▶ [EXERCISE MATERIALS]
---------------

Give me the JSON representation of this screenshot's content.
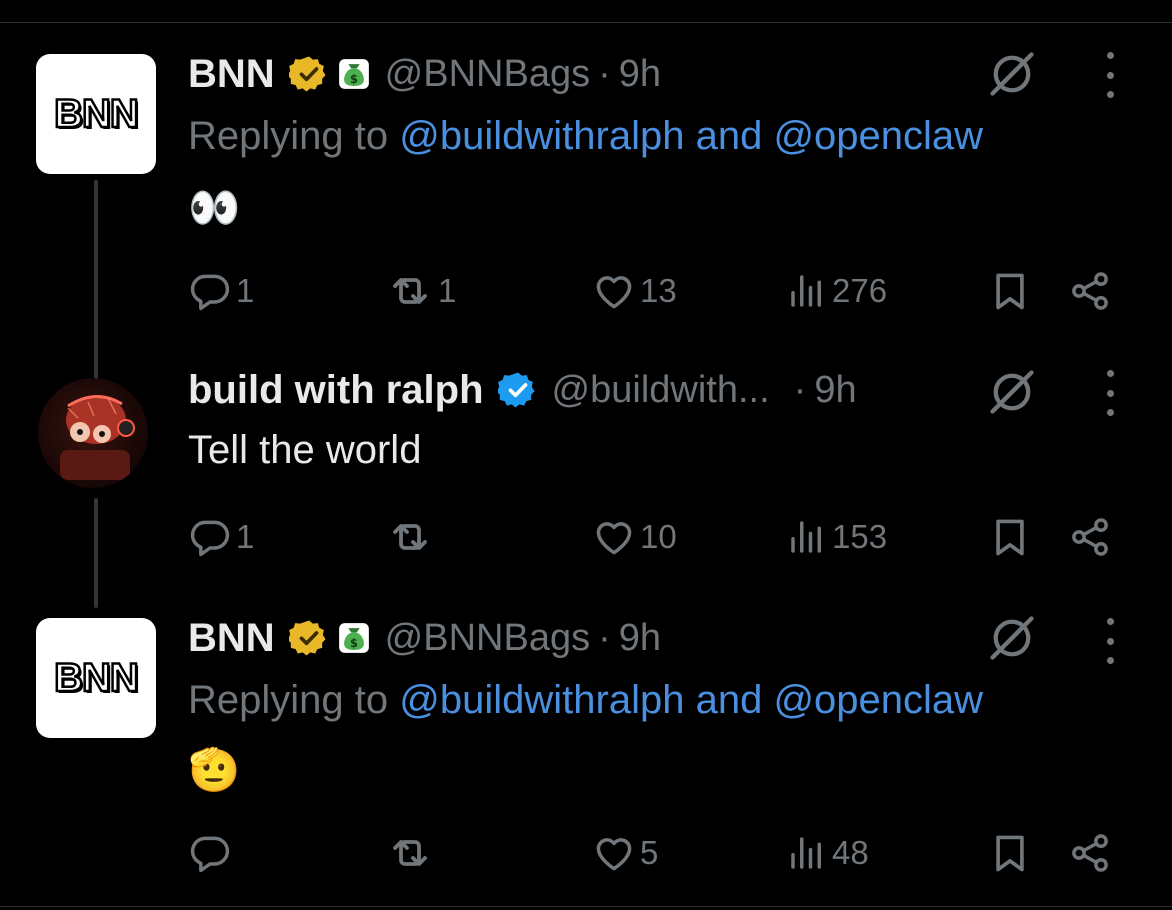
{
  "tweets": [
    {
      "author_name": "BNN",
      "handle": "@BNNBags",
      "time": "9h",
      "avatar_text": "BNN",
      "replying_prefix": "Replying to",
      "replying_user1": "@buildwithralph",
      "replying_and": "and",
      "replying_user2": "@openclaw",
      "text": "👀",
      "replies": "1",
      "reposts": "1",
      "likes": "13",
      "views": "276"
    },
    {
      "author_name": "build with ralph",
      "handle": "@buildwith...",
      "time": "9h",
      "text": "Tell the world",
      "replies": "1",
      "reposts": "",
      "likes": "10",
      "views": "153"
    },
    {
      "author_name": "BNN",
      "handle": "@BNNBags",
      "time": "9h",
      "avatar_text": "BNN",
      "replying_prefix": "Replying to",
      "replying_user1": "@buildwithralph",
      "replying_and": "and",
      "replying_user2": "@openclaw",
      "text": "🫡",
      "replies": "",
      "reposts": "",
      "likes": "5",
      "views": "48"
    }
  ],
  "separator": "·",
  "icons": {
    "verified_gold": "verified-gold-badge-icon",
    "verified_blue": "verified-blue-badge-icon",
    "money_bag": "money-bag-icon",
    "grok": "grok-icon",
    "more": "more-options-icon",
    "reply": "reply-icon",
    "repost": "repost-icon",
    "like": "heart-icon",
    "views": "views-chart-icon",
    "bookmark": "bookmark-icon",
    "share": "share-icon"
  },
  "colors": {
    "background": "#000000",
    "text_primary": "#e7e9ea",
    "text_secondary": "#71767b",
    "link": "#4a8fe0",
    "gold_badge": "#e8b829",
    "blue_badge": "#1d9bf0"
  }
}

---------------

▶ [TASK DIRECTIONS]
Omit the pictures. Transcribe every record exactly.

▶ [SOLUTION]
Give me the JSON representation of this screenshot's content.
{
  "tweets": [
    {
      "author_name": "BNN",
      "handle": "@BNNBags",
      "time": "9h",
      "avatar_text": "BNN",
      "replying_prefix": "Replying to",
      "replying_user1": "@buildwithralph",
      "replying_and": "and",
      "replying_user2": "@openclaw",
      "text": "👀",
      "replies": "1",
      "reposts": "1",
      "likes": "13",
      "views": "276"
    },
    {
      "author_name": "build with ralph",
      "handle": "@buildwith...",
      "time": "9h",
      "text": "Tell the world",
      "replies": "1",
      "reposts": "",
      "likes": "10",
      "views": "153"
    },
    {
      "author_name": "BNN",
      "handle": "@BNNBags",
      "time": "9h",
      "avatar_text": "BNN",
      "replying_prefix": "Replying to",
      "replying_user1": "@buildwithralph",
      "replying_and": "and",
      "replying_user2": "@openclaw",
      "text": "🫡",
      "replies": "",
      "reposts": "",
      "likes": "5",
      "views": "48"
    }
  ],
  "separator": "·",
  "icons": {
    "verified_gold": "verified-gold-badge-icon",
    "verified_blue": "verified-blue-badge-icon",
    "money_bag": "money-bag-icon",
    "grok": "grok-icon",
    "more": "more-options-icon",
    "reply": "reply-icon",
    "repost": "repost-icon",
    "like": "heart-icon",
    "views": "views-chart-icon",
    "bookmark": "bookmark-icon",
    "share": "share-icon"
  },
  "colors": {
    "background": "#000000",
    "text_primary": "#e7e9ea",
    "text_secondary": "#71767b",
    "link": "#4a8fe0",
    "gold_badge": "#e8b829",
    "blue_badge": "#1d9bf0"
  }
}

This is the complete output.